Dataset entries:
▼▼▼
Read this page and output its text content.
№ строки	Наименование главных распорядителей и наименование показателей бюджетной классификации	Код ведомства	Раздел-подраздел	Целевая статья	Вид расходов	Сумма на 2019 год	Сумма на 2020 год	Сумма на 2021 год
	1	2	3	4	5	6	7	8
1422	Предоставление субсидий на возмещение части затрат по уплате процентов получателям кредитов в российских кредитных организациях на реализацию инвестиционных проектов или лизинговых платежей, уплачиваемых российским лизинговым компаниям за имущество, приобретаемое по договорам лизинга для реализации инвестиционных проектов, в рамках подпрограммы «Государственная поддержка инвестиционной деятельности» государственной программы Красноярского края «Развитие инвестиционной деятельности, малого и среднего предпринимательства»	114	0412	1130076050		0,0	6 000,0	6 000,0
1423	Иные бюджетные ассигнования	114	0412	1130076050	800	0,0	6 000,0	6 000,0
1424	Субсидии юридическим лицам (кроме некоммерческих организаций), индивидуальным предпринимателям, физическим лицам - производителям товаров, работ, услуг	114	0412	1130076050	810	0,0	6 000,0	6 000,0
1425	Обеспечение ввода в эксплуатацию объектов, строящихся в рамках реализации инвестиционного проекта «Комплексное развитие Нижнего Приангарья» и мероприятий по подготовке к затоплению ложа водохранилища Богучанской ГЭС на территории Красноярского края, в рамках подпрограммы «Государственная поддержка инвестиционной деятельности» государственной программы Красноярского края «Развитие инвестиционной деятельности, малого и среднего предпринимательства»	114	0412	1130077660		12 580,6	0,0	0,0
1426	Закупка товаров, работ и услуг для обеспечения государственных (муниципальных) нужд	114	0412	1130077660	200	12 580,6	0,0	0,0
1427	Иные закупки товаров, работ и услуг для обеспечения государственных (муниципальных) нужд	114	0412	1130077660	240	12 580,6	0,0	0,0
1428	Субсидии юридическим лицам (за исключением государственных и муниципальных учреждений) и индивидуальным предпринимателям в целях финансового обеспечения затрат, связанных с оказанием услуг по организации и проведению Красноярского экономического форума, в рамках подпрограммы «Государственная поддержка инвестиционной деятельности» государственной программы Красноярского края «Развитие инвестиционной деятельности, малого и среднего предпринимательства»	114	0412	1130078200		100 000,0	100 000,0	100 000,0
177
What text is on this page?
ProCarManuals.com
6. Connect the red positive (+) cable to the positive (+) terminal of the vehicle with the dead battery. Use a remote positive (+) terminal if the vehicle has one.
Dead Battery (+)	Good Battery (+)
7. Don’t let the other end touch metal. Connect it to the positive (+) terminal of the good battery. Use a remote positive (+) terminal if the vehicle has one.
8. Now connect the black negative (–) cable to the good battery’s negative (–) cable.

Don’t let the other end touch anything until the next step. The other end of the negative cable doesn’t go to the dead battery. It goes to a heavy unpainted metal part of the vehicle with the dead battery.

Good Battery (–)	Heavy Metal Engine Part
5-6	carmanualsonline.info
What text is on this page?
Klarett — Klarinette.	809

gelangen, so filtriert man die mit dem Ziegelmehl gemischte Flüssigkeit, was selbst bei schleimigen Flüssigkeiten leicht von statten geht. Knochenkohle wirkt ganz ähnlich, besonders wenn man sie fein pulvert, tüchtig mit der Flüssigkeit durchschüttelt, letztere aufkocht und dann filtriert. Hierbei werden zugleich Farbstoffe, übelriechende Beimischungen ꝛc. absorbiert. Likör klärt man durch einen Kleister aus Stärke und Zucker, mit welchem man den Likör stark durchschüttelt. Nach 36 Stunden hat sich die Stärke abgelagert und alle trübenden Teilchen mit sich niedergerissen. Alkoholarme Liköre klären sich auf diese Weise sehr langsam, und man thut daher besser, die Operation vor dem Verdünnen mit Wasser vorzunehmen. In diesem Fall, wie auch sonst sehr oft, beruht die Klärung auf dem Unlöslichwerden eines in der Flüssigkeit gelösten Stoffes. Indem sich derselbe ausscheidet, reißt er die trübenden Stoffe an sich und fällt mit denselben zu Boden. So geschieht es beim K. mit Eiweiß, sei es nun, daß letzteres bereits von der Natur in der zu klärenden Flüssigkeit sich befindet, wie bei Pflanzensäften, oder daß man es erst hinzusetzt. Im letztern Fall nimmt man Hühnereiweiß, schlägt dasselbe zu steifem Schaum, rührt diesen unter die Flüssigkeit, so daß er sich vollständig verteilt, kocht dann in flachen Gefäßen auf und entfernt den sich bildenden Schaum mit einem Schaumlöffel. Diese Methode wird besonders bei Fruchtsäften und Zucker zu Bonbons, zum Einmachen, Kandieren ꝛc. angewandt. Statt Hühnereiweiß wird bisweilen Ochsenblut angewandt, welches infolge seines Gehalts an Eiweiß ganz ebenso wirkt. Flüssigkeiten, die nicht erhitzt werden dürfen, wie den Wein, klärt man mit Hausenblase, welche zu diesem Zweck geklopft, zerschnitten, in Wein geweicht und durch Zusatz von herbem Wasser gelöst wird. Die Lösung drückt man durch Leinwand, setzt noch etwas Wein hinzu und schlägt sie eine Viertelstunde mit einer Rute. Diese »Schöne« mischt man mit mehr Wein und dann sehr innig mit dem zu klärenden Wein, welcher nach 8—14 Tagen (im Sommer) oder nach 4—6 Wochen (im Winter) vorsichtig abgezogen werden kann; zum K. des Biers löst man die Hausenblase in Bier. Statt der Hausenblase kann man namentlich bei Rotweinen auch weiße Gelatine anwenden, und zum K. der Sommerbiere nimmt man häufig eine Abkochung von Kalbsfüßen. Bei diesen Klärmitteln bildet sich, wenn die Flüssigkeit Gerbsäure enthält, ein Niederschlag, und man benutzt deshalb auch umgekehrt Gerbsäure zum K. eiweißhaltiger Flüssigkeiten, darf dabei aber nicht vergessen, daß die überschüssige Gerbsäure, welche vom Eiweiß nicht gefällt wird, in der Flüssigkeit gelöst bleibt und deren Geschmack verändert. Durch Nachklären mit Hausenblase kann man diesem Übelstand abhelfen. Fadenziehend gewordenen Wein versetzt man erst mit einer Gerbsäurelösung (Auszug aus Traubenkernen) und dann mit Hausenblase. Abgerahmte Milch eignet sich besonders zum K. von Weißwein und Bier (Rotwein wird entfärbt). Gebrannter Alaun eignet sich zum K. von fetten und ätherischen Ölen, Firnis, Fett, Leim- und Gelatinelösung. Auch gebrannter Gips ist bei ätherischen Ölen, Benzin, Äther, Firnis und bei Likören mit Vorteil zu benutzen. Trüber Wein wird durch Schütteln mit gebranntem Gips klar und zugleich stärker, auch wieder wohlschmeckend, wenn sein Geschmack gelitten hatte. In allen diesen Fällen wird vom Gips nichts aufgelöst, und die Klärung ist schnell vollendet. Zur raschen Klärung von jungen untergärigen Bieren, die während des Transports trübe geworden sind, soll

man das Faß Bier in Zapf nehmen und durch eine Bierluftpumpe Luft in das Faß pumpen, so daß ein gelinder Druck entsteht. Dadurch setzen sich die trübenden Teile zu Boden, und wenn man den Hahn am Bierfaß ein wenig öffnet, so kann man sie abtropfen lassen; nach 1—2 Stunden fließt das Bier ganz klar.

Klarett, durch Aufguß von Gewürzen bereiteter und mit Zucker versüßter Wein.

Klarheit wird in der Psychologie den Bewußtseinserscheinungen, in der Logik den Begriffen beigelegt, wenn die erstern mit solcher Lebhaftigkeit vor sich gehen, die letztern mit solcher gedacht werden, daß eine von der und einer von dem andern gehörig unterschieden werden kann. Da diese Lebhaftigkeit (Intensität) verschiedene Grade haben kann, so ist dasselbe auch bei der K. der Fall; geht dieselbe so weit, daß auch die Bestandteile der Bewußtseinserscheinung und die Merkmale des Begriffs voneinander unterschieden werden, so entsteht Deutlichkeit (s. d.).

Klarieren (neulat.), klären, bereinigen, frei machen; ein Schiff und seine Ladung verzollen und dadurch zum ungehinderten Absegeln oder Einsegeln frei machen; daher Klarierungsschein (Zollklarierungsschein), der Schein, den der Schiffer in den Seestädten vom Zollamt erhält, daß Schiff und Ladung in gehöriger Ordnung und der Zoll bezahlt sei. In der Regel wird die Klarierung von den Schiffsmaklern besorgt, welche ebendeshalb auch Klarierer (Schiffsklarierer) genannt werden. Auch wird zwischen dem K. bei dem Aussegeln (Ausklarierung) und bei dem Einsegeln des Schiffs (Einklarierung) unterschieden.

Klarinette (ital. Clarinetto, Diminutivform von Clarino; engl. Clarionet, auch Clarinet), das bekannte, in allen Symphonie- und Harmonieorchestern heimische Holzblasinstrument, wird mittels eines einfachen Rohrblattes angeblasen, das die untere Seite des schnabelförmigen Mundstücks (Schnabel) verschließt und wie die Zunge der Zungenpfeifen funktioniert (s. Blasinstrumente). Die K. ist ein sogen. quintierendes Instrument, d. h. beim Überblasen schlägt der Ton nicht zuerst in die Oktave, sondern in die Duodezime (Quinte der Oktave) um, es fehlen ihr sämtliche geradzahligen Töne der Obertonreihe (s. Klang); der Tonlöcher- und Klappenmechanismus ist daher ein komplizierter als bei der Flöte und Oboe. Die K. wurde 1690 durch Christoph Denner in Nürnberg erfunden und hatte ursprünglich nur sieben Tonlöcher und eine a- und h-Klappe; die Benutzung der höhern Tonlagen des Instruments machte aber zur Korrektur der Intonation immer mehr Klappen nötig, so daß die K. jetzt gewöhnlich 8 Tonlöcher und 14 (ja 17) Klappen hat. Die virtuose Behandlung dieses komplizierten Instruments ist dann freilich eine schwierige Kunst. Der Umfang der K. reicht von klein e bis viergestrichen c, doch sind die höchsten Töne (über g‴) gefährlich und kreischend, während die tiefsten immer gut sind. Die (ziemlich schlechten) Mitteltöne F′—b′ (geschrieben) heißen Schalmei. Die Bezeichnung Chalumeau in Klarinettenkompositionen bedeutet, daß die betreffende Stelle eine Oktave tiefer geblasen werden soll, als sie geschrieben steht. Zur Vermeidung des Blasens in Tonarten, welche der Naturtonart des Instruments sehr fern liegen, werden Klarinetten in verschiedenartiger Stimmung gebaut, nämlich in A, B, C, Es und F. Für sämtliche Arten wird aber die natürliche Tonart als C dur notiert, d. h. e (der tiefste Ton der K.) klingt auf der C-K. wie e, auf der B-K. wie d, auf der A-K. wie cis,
▲▲▲
EXERCISE: Write out every line of the data that holds the word "работ".

RESPONSE BELOW:
1424	Субсидии юридическим лицам (кроме некоммерческих организаций), индивидуальным предпринимателям, физическим лицам - производителям товаров, работ, услуг	114	0412	1130076050	810	0,0	6 000,0	6 000,0
1426	Закупка товаров, работ и услуг для обеспечения государственных (муниципальных) нужд	114	0412	1130077660	200	12 580,6	0,0	0,0
1427	Иные закупки товаров, работ и услуг для обеспечения государственных (муниципальных) нужд	114	0412	1130077660	240	12 580,6	0,0	0,0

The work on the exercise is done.